## Goal
Quote the records beneath, complete and exact. Leave out images.

## Information shown
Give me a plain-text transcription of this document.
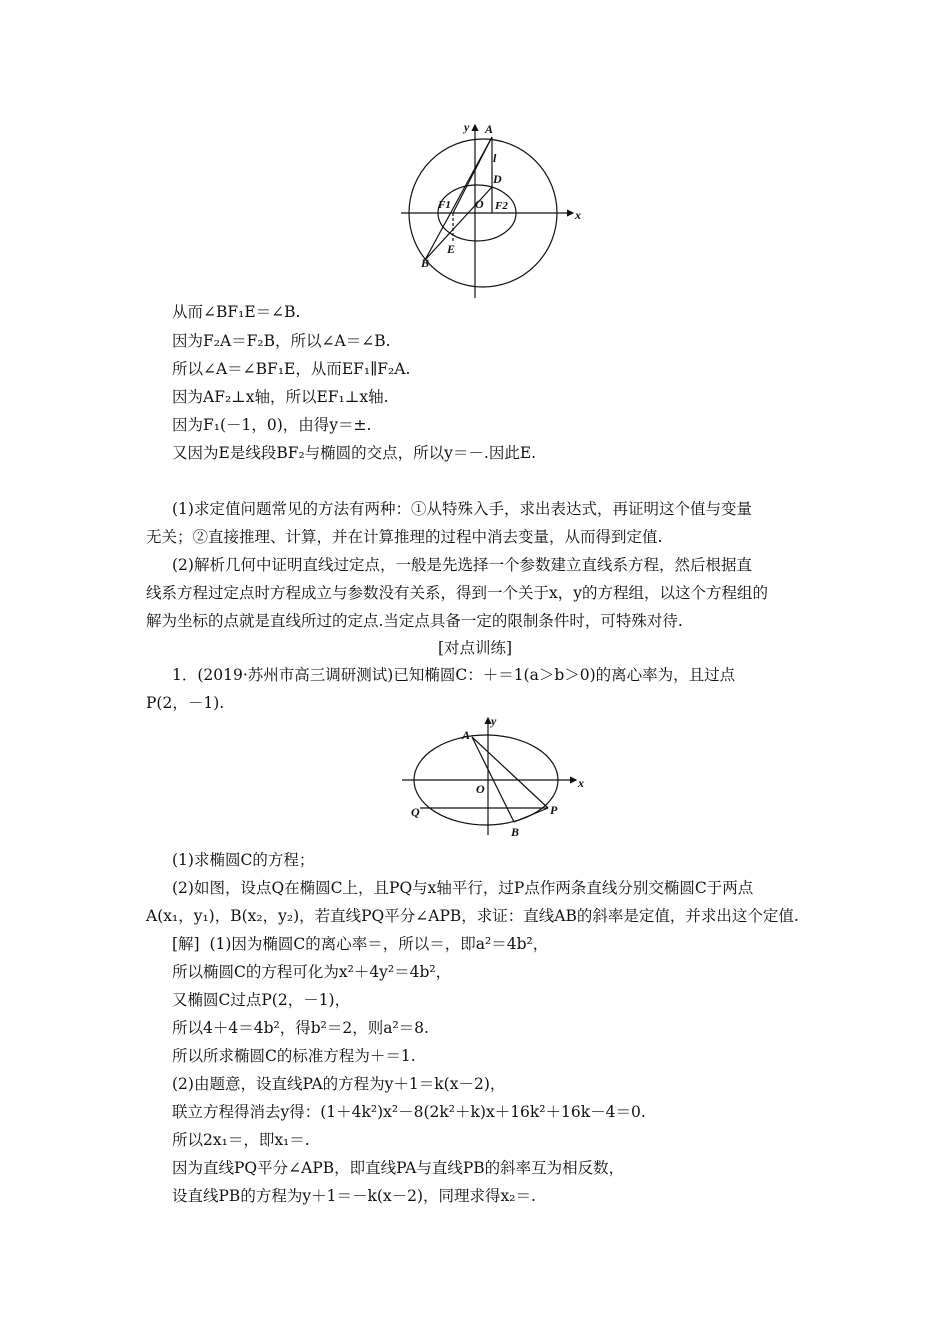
y
x
A
l
D
F1 O F2
E
B
从而∠BF₁E＝∠B.
因为F₂A＝F₂B，所以∠A＝∠B.
所以∠A＝∠BF₁E，从而EF₁∥F₂A.
因为AF₂⊥x轴，所以EF₁⊥x轴.
因为F₁(－1，0)，由得y＝±.
又因为E是线段BF₂与椭圆的交点，所以y＝－.因此E.
(1)求定值问题常见的方法有两种：①从特殊入手，求出表达式，再证明这个值与变量
无关；②直接推理、计算，并在计算推理的过程中消去变量，从而得到定值.
(2)解析几何中证明直线过定点，一般是先选择一个参数建立直线系方程，然后根据直
线系方程过定点时方程成立与参数没有关系，得到一个关于x，y的方程组，以这个方程组的
解为坐标的点就是直线所过的定点.当定点具备一定的限制条件时，可特殊对待.
[对点训练]
1．(2019·苏州市高三调研测试)已知椭圆C：＋＝1(a＞b＞0)的离心率为，且过点
P(2，－1).
y
x
A
O
Q	P
B
(1)求椭圆C的方程；
(2)如图，设点Q在椭圆C上，且PQ与x轴平行，过P点作两条直线分别交椭圆C于两点
A(x₁，y₁)，B(x₂，y₂)，若直线PQ平分∠APB，求证：直线AB的斜率是定值，并求出这个定值.
[解]  (1)因为椭圆C的离心率＝，所以＝，即a²＝4b²，
所以椭圆C的方程可化为x²＋4y²＝4b²，
又椭圆C过点P(2，－1)，
所以4＋4＝4b²，得b²＝2，则a²＝8.
所以所求椭圆C的标准方程为＋＝1.
(2)由题意，设直线PA的方程为y＋1＝k(x－2)，
联立方程得消去y得：(1＋4k²)x²－8(2k²＋k)x＋16k²＋16k－4＝0.
所以2x₁＝，即x₁＝.
因为直线PQ平分∠APB，即直线PA与直线PB的斜率互为相反数，
设直线PB的方程为y＋1＝－k(x－2)，同理求得x₂＝.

## Written reply
Give me a plain-text transcription of this document.
y
x
A
l
D
F1 O F2
E
B
从而∠BF₁E＝∠B.
因为F₂A＝F₂B，所以∠A＝∠B.
所以∠A＝∠BF₁E，从而EF₁∥F₂A.
因为AF₂⊥x轴，所以EF₁⊥x轴.
因为F₁(－1，0)，由得y＝±.
又因为E是线段BF₂与椭圆的交点，所以y＝－.因此E.
(1)求定值问题常见的方法有两种：①从特殊入手，求出表达式，再证明这个值与变量
无关；②直接推理、计算，并在计算推理的过程中消去变量，从而得到定值.
(2)解析几何中证明直线过定点，一般是先选择一个参数建立直线系方程，然后根据直
线系方程过定点时方程成立与参数没有关系，得到一个关于x，y的方程组，以这个方程组的
解为坐标的点就是直线所过的定点.当定点具备一定的限制条件时，可特殊对待.
[对点训练]
1．(2019·苏州市高三调研测试)已知椭圆C：＋＝1(a＞b＞0)的离心率为，且过点
P(2，－1).
y
x
A
O
Q	P
B
(1)求椭圆C的方程；
(2)如图，设点Q在椭圆C上，且PQ与x轴平行，过P点作两条直线分别交椭圆C于两点
A(x₁，y₁)，B(x₂，y₂)，若直线PQ平分∠APB，求证：直线AB的斜率是定值，并求出这个定值.
[解]  (1)因为椭圆C的离心率＝，所以＝，即a²＝4b²，
所以椭圆C的方程可化为x²＋4y²＝4b²，
又椭圆C过点P(2，－1)，
所以4＋4＝4b²，得b²＝2，则a²＝8.
所以所求椭圆C的标准方程为＋＝1.
(2)由题意，设直线PA的方程为y＋1＝k(x－2)，
联立方程得消去y得：(1＋4k²)x²－8(2k²＋k)x＋16k²＋16k－4＝0.
所以2x₁＝，即x₁＝.
因为直线PQ平分∠APB，即直线PA与直线PB的斜率互为相反数，
设直线PB的方程为y＋1＝－k(x－2)，同理求得x₂＝.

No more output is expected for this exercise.